- _Task brief_
Pull out every line in the data that has the string "Products" in it.
start Records for the task
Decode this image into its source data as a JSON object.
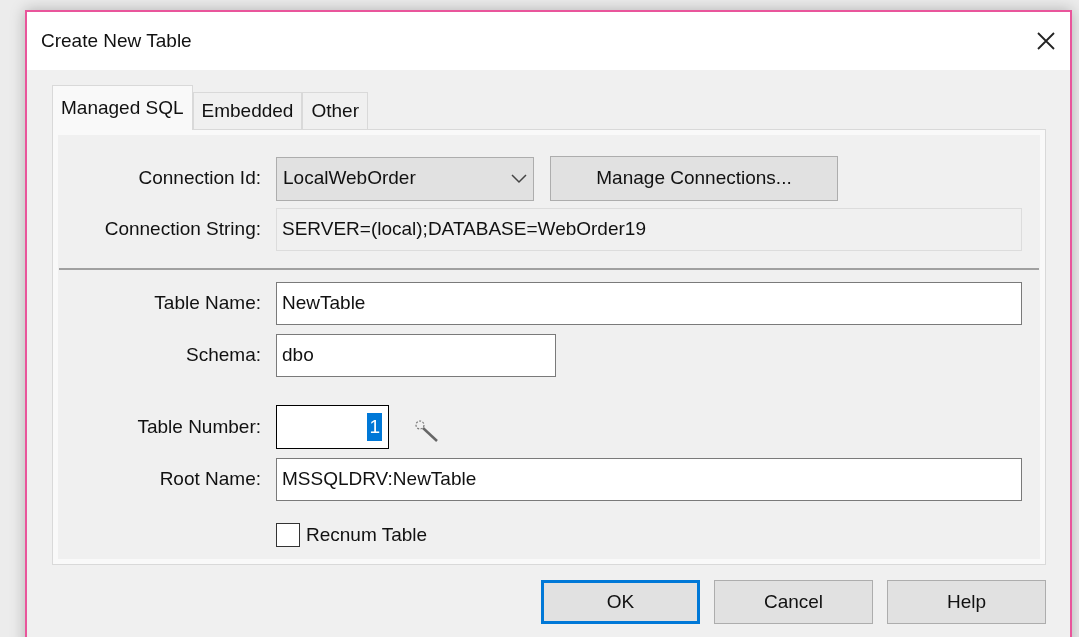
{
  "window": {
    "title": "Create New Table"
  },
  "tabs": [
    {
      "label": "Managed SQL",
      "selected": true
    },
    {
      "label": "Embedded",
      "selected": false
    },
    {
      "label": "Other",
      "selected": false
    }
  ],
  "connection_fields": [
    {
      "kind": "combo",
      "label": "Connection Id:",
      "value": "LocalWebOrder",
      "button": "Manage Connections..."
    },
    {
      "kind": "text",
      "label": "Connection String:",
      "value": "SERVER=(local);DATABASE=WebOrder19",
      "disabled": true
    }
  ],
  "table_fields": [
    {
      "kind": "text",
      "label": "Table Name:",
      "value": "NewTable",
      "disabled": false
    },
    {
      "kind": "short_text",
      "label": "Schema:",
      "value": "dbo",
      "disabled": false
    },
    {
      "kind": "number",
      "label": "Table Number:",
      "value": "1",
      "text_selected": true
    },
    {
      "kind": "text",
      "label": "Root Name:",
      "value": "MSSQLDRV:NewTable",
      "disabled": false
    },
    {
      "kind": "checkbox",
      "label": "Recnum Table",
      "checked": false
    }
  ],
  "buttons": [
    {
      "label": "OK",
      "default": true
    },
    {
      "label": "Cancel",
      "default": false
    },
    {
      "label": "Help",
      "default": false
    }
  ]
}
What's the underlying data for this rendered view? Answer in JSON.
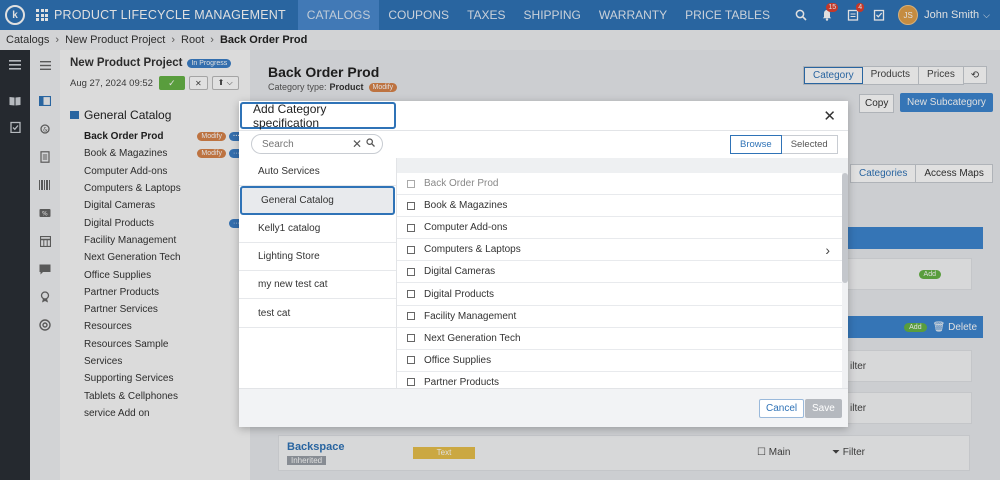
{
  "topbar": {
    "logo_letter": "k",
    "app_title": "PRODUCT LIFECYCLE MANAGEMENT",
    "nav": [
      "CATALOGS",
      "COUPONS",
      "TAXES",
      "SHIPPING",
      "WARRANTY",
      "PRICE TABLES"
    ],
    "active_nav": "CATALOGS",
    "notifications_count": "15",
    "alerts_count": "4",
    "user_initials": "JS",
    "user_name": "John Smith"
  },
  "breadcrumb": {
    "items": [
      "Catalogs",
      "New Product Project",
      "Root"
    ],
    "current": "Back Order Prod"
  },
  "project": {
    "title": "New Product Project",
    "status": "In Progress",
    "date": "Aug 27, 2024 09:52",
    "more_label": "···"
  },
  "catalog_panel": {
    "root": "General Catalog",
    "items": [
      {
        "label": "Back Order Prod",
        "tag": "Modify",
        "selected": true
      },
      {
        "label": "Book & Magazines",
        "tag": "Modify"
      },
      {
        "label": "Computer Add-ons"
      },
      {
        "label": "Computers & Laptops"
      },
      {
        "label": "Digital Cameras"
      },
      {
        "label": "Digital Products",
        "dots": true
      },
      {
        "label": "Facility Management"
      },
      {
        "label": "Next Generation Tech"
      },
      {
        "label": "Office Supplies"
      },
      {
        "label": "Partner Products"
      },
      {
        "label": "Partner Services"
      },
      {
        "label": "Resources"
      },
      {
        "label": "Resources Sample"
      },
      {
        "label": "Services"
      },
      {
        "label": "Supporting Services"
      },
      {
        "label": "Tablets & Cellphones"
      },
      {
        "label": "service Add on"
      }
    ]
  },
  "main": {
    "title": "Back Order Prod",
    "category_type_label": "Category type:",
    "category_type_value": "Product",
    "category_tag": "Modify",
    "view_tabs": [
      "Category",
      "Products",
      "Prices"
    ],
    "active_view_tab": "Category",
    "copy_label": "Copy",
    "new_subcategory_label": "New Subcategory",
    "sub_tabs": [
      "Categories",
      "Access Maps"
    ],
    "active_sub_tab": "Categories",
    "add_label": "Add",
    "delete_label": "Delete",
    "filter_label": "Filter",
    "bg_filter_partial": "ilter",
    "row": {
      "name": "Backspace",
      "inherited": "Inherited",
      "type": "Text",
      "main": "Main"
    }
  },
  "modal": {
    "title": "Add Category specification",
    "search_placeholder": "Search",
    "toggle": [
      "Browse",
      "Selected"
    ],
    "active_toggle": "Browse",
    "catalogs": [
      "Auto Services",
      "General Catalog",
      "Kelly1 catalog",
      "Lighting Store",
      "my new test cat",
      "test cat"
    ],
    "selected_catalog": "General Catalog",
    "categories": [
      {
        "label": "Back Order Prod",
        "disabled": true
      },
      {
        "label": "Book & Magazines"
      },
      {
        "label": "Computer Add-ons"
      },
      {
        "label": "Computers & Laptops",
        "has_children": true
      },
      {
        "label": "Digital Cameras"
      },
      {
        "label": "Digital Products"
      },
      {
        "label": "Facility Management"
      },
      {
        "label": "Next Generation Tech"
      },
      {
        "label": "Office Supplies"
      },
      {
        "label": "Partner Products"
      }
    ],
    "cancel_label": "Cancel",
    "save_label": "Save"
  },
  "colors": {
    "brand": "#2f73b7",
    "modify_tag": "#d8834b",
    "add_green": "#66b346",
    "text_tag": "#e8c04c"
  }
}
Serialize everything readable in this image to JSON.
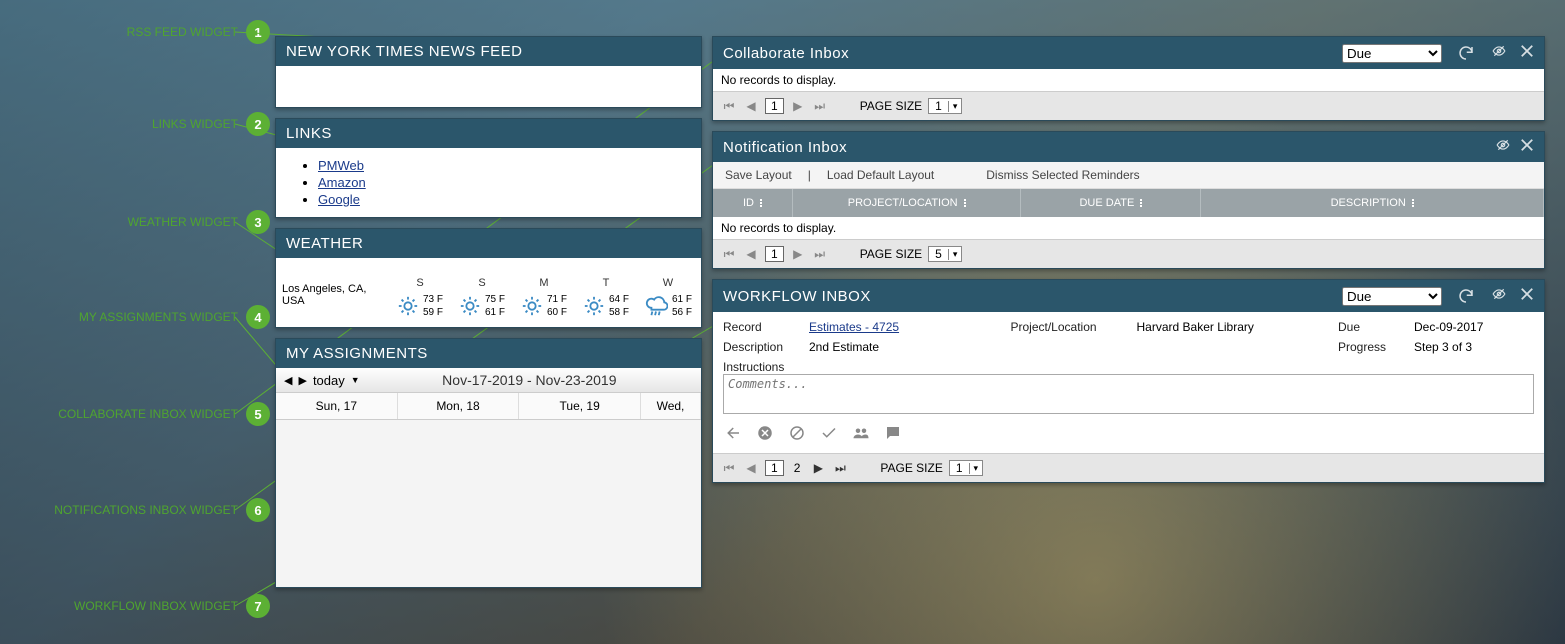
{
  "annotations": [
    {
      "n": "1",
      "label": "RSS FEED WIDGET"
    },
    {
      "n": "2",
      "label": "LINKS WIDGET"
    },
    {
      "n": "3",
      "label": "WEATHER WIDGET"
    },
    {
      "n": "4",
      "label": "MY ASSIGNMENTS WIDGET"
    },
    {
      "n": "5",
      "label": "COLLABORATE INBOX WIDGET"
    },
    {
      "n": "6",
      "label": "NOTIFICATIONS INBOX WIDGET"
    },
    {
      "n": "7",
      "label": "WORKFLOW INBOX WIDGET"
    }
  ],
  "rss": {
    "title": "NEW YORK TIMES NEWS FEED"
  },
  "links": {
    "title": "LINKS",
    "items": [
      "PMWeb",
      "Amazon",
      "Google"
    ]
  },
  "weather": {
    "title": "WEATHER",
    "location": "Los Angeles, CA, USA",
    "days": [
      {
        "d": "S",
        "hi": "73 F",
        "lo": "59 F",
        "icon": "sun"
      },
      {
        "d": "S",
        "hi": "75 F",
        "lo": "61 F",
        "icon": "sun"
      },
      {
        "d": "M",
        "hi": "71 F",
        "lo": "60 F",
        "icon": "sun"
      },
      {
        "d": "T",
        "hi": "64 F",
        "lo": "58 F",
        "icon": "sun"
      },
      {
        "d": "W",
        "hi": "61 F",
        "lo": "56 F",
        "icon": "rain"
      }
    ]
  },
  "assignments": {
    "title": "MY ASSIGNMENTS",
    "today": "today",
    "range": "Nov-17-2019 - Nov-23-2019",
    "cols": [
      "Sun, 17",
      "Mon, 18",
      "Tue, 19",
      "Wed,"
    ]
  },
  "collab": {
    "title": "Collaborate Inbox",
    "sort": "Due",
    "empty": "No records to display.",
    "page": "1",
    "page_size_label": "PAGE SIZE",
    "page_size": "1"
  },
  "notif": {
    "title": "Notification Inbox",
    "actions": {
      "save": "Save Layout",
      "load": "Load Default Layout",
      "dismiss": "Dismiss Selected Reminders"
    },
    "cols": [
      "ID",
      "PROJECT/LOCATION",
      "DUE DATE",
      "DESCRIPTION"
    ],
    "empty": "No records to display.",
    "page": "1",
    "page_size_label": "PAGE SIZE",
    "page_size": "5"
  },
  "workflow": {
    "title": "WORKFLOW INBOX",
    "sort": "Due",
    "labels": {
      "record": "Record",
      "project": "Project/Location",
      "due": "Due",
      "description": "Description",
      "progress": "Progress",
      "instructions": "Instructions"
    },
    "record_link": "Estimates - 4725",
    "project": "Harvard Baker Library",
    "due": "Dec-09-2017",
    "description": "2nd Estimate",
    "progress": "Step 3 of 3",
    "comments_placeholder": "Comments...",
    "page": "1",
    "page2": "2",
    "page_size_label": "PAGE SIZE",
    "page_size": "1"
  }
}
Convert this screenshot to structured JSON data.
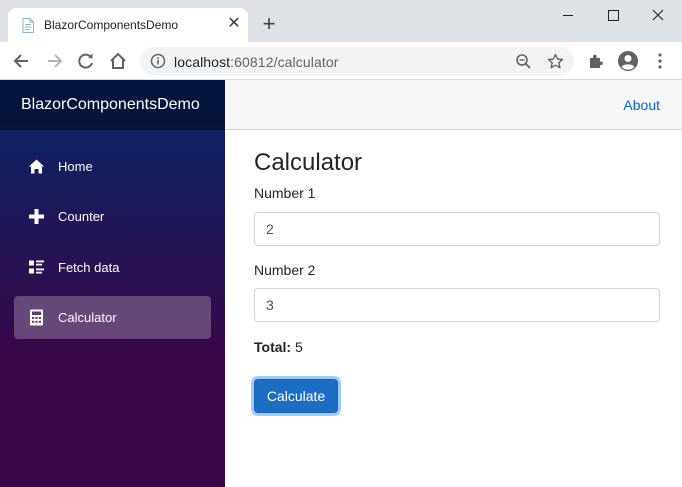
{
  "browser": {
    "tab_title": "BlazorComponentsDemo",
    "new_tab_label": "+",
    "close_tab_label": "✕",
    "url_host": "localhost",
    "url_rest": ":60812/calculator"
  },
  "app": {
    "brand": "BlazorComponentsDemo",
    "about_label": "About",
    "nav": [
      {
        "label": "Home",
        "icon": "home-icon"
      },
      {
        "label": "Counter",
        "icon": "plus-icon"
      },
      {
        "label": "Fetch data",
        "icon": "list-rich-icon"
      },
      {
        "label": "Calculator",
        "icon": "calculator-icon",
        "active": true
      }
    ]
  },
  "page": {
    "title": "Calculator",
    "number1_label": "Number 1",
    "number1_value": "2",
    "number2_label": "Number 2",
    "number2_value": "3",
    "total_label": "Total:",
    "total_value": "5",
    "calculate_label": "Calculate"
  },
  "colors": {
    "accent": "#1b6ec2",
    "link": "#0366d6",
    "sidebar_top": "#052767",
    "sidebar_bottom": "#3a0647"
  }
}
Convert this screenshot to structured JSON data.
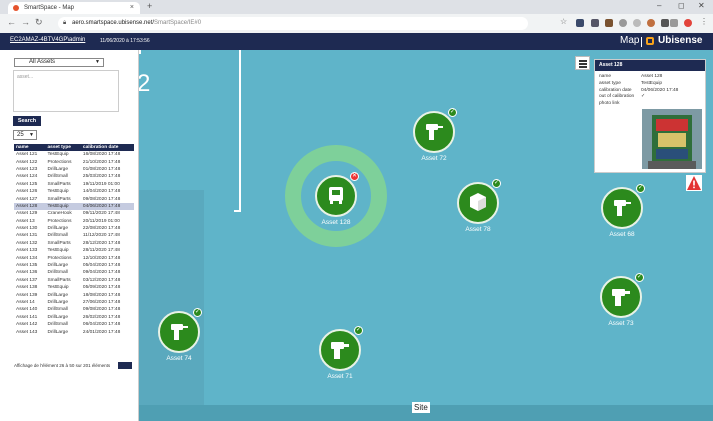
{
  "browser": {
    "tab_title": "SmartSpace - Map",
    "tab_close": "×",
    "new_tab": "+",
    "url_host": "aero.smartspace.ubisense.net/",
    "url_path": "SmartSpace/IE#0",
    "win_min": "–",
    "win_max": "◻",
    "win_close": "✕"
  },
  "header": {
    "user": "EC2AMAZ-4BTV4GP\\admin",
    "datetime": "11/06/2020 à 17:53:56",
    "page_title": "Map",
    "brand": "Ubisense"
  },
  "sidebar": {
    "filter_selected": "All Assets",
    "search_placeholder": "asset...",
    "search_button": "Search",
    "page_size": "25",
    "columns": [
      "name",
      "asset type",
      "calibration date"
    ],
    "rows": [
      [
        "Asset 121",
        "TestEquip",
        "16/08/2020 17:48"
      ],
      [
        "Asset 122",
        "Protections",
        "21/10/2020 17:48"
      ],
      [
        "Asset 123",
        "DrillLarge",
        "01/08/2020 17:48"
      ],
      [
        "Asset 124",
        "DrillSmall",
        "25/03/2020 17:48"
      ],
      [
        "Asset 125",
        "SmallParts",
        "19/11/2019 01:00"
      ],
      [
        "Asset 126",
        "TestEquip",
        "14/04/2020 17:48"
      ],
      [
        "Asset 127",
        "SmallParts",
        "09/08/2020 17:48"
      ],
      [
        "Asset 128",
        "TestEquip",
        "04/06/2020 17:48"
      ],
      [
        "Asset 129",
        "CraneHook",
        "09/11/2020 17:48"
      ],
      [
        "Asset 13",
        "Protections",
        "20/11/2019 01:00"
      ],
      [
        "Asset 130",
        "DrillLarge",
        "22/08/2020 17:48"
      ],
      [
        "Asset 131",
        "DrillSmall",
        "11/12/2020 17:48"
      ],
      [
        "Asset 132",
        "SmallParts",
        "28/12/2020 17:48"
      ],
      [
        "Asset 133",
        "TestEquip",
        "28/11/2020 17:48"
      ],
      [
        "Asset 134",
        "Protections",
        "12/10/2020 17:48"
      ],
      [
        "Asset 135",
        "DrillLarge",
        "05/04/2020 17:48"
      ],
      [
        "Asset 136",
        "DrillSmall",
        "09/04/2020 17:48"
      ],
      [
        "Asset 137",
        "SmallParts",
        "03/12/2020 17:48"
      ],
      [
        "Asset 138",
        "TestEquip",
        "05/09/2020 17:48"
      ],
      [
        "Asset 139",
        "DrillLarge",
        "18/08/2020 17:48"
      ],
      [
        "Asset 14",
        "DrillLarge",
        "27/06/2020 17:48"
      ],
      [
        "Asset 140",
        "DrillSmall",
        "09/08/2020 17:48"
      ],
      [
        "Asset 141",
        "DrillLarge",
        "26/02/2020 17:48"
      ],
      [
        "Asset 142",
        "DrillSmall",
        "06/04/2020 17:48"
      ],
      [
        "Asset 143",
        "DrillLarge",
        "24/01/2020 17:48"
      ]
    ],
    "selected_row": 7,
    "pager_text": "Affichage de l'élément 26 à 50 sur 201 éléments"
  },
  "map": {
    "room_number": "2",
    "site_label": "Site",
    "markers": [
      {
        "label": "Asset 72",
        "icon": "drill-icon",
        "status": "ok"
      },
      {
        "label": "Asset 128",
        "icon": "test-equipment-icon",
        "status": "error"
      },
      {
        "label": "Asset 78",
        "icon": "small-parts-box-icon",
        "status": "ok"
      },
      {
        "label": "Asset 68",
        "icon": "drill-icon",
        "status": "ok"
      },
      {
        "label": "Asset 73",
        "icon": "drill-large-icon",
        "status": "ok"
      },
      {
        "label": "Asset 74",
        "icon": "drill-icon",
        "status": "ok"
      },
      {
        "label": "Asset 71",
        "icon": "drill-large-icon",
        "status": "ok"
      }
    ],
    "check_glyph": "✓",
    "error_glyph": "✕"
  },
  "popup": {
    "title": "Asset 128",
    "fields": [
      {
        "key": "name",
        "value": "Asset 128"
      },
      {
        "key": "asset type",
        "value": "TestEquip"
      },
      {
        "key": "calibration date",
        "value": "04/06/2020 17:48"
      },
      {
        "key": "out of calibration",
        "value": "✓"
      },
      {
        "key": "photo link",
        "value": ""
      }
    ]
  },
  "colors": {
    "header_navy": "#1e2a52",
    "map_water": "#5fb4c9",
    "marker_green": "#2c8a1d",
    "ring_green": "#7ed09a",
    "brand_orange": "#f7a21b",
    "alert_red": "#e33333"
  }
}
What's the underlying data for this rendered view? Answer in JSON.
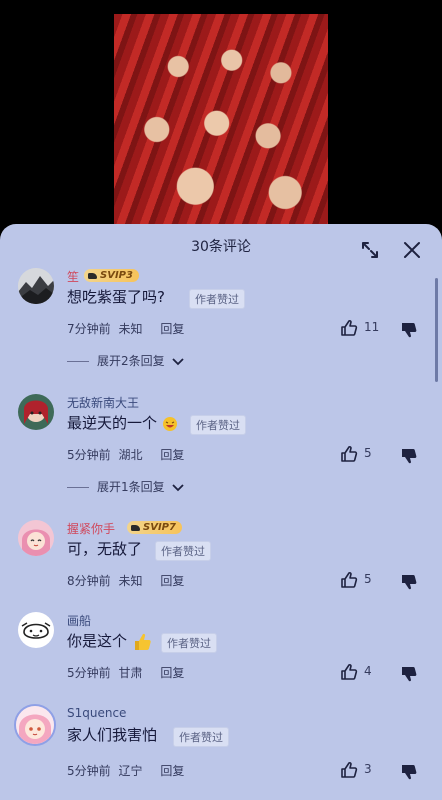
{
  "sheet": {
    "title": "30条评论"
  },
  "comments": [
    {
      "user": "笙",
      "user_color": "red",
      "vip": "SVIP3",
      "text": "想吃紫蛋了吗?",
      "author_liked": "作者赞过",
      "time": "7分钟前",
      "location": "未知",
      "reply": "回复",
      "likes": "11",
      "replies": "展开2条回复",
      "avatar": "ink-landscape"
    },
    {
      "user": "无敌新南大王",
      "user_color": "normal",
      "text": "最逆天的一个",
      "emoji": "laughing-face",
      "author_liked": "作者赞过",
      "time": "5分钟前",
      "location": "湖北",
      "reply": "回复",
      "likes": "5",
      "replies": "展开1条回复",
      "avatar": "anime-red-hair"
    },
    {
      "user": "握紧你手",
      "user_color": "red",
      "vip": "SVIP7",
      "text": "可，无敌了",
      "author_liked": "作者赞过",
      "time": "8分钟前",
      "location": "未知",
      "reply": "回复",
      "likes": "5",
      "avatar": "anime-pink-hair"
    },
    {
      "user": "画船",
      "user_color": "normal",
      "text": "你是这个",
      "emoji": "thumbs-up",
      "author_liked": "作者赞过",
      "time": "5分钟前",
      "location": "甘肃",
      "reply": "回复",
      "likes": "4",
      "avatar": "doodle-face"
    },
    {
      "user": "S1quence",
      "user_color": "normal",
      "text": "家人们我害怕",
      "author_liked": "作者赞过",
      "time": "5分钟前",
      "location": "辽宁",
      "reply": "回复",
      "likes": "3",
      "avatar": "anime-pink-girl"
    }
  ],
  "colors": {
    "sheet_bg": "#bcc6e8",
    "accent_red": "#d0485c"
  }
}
end Records for the task
- _Task response_
        "label": "Digital Products",
        "label": "Partner Products"
      "Products",
        "label": "Digital Products"
        "label": "Partner Products"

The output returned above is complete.